- [Stated goal]
Give back the entire listing verbatim.

- [Exercise input]
-------
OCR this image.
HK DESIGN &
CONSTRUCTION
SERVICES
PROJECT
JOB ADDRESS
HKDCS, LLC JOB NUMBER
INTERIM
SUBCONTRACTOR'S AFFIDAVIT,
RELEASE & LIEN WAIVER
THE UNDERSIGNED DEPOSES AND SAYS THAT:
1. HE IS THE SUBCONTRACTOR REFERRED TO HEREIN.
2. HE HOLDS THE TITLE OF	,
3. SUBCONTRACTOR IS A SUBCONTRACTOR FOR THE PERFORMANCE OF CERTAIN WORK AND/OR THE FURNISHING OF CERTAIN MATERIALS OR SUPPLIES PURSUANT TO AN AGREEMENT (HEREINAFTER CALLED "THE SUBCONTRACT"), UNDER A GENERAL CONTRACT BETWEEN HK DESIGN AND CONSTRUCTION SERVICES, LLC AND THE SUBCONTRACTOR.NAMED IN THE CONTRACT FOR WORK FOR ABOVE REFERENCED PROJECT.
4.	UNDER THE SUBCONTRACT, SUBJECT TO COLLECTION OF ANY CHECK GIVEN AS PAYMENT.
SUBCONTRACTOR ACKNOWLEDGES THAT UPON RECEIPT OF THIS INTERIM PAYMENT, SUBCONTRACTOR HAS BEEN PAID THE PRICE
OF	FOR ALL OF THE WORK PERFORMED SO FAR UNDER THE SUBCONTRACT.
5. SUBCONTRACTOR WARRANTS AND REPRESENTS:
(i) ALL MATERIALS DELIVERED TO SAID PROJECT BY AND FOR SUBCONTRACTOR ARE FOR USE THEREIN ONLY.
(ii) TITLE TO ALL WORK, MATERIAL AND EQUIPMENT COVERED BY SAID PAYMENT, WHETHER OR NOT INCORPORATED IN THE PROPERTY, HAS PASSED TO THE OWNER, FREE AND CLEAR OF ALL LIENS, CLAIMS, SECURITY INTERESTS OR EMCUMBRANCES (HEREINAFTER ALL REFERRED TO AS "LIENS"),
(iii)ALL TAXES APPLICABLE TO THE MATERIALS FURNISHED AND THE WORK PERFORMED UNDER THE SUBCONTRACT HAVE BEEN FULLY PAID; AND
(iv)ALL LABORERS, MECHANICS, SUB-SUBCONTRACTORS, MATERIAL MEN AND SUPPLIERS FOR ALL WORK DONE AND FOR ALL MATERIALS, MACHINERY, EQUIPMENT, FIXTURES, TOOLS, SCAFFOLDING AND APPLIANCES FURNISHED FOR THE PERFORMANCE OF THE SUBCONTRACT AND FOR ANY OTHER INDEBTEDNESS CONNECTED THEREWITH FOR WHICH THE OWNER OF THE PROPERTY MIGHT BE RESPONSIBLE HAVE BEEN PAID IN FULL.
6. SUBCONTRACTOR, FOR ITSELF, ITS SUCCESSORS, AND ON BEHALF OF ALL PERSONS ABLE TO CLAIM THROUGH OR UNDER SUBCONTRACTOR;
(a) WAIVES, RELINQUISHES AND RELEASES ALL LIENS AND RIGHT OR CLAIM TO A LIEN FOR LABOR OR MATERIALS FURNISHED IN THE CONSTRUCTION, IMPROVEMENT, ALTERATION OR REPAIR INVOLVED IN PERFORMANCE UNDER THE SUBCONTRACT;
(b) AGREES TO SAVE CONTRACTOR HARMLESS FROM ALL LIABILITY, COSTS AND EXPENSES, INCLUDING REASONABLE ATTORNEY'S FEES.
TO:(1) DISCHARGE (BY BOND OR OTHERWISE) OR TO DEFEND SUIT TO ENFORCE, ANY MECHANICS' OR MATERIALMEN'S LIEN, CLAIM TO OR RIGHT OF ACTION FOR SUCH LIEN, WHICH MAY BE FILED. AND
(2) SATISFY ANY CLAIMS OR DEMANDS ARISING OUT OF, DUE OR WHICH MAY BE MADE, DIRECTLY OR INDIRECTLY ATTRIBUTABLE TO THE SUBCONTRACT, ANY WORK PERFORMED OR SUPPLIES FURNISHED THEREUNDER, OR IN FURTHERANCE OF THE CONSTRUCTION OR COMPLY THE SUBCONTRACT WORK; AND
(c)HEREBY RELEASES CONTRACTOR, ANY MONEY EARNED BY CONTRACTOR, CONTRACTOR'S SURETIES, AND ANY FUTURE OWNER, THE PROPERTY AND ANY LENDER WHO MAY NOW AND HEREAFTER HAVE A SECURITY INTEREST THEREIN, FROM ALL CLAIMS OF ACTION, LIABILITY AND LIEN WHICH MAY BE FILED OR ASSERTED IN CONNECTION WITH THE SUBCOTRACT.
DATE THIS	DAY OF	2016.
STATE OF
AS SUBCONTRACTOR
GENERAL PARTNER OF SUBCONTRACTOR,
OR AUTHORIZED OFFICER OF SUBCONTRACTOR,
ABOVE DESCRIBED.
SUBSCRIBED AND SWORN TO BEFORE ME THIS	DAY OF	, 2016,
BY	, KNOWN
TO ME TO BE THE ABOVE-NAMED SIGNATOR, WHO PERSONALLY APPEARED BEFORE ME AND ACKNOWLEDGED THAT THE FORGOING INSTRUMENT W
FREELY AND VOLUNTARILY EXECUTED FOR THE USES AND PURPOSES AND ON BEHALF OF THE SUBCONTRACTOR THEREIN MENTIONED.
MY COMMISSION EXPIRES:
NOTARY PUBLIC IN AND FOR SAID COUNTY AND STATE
-------
- [Task answer]
OCR this image.
HK DESIGN &
CONSTRUCTION
SERVICES
PROJECT
JOB ADDRESS
HKDCS, LLC JOB NUMBER
INTERIM
SUBCONTRACTOR'S AFFIDAVIT,
RELEASE & LIEN WAIVER
THE UNDERSIGNED DEPOSES AND SAYS THAT:
1. HE IS THE SUBCONTRACTOR REFERRED TO HEREIN.
2. HE HOLDS THE TITLE OF	,
3. SUBCONTRACTOR IS A SUBCONTRACTOR FOR THE PERFORMANCE OF CERTAIN WORK AND/OR THE FURNISHING OF CERTAIN MATERIALS OR SUPPLIES PURSUANT TO AN AGREEMENT (HEREINAFTER CALLED "THE SUBCONTRACT"), UNDER A GENERAL CONTRACT BETWEEN HK DESIGN AND CONSTRUCTION SERVICES, LLC AND THE SUBCONTRACTOR.NAMED IN THE CONTRACT FOR WORK FOR ABOVE REFERENCED PROJECT.
4.	UNDER THE SUBCONTRACT, SUBJECT TO COLLECTION OF ANY CHECK GIVEN AS PAYMENT.
SUBCONTRACTOR ACKNOWLEDGES THAT UPON RECEIPT OF THIS INTERIM PAYMENT, SUBCONTRACTOR HAS BEEN PAID THE PRICE
OF	FOR ALL OF THE WORK PERFORMED SO FAR UNDER THE SUBCONTRACT.
5. SUBCONTRACTOR WARRANTS AND REPRESENTS:
(i) ALL MATERIALS DELIVERED TO SAID PROJECT BY AND FOR SUBCONTRACTOR ARE FOR USE THEREIN ONLY.
(ii) TITLE TO ALL WORK, MATERIAL AND EQUIPMENT COVERED BY SAID PAYMENT, WHETHER OR NOT INCORPORATED IN THE PROPERTY, HAS PASSED TO THE OWNER, FREE AND CLEAR OF ALL LIENS, CLAIMS, SECURITY INTERESTS OR EMCUMBRANCES (HEREINAFTER ALL REFERRED TO AS "LIENS"),
(iii)ALL TAXES APPLICABLE TO THE MATERIALS FURNISHED AND THE WORK PERFORMED UNDER THE SUBCONTRACT HAVE BEEN FULLY PAID; AND
(iv)ALL LABORERS, MECHANICS, SUB-SUBCONTRACTORS, MATERIAL MEN AND SUPPLIERS FOR ALL WORK DONE AND FOR ALL MATERIALS, MACHINERY, EQUIPMENT, FIXTURES, TOOLS, SCAFFOLDING AND APPLIANCES FURNISHED FOR THE PERFORMANCE OF THE SUBCONTRACT AND FOR ANY OTHER INDEBTEDNESS CONNECTED THEREWITH FOR WHICH THE OWNER OF THE PROPERTY MIGHT BE RESPONSIBLE HAVE BEEN PAID IN FULL.
6. SUBCONTRACTOR, FOR ITSELF, ITS SUCCESSORS, AND ON BEHALF OF ALL PERSONS ABLE TO CLAIM THROUGH OR UNDER SUBCONTRACTOR;
(a) WAIVES, RELINQUISHES AND RELEASES ALL LIENS AND RIGHT OR CLAIM TO A LIEN FOR LABOR OR MATERIALS FURNISHED IN THE CONSTRUCTION, IMPROVEMENT, ALTERATION OR REPAIR INVOLVED IN PERFORMANCE UNDER THE SUBCONTRACT;
(b) AGREES TO SAVE CONTRACTOR HARMLESS FROM ALL LIABILITY, COSTS AND EXPENSES, INCLUDING REASONABLE ATTORNEY'S FEES.
TO:(1) DISCHARGE (BY BOND OR OTHERWISE) OR TO DEFEND SUIT TO ENFORCE, ANY MECHANICS' OR MATERIALMEN'S LIEN, CLAIM TO OR RIGHT OF ACTION FOR SUCH LIEN, WHICH MAY BE FILED. AND
(2) SATISFY ANY CLAIMS OR DEMANDS ARISING OUT OF, DUE OR WHICH MAY BE MADE, DIRECTLY OR INDIRECTLY ATTRIBUTABLE TO THE SUBCONTRACT, ANY WORK PERFORMED OR SUPPLIES FURNISHED THEREUNDER, OR IN FURTHERANCE OF THE CONSTRUCTION OR COMPLY THE SUBCONTRACT WORK; AND
(c)HEREBY RELEASES CONTRACTOR, ANY MONEY EARNED BY CONTRACTOR, CONTRACTOR'S SURETIES, AND ANY FUTURE OWNER, THE PROPERTY AND ANY LENDER WHO MAY NOW AND HEREAFTER HAVE A SECURITY INTEREST THEREIN, FROM ALL CLAIMS OF ACTION, LIABILITY AND LIEN WHICH MAY BE FILED OR ASSERTED IN CONNECTION WITH THE SUBCOTRACT.
DATE THIS	DAY OF	2016.
STATE OF
AS SUBCONTRACTOR
GENERAL PARTNER OF SUBCONTRACTOR,
OR AUTHORIZED OFFICER OF SUBCONTRACTOR,
ABOVE DESCRIBED.
SUBSCRIBED AND SWORN TO BEFORE ME THIS	DAY OF	, 2016,
BY	, KNOWN
TO ME TO BE THE ABOVE-NAMED SIGNATOR, WHO PERSONALLY APPEARED BEFORE ME AND ACKNOWLEDGED THAT THE FORGOING INSTRUMENT W
FREELY AND VOLUNTARILY EXECUTED FOR THE USES AND PURPOSES AND ON BEHALF OF THE SUBCONTRACTOR THEREIN MENTIONED.
MY COMMISSION EXPIRES:
NOTARY PUBLIC IN AND FOR SAID COUNTY AND STATE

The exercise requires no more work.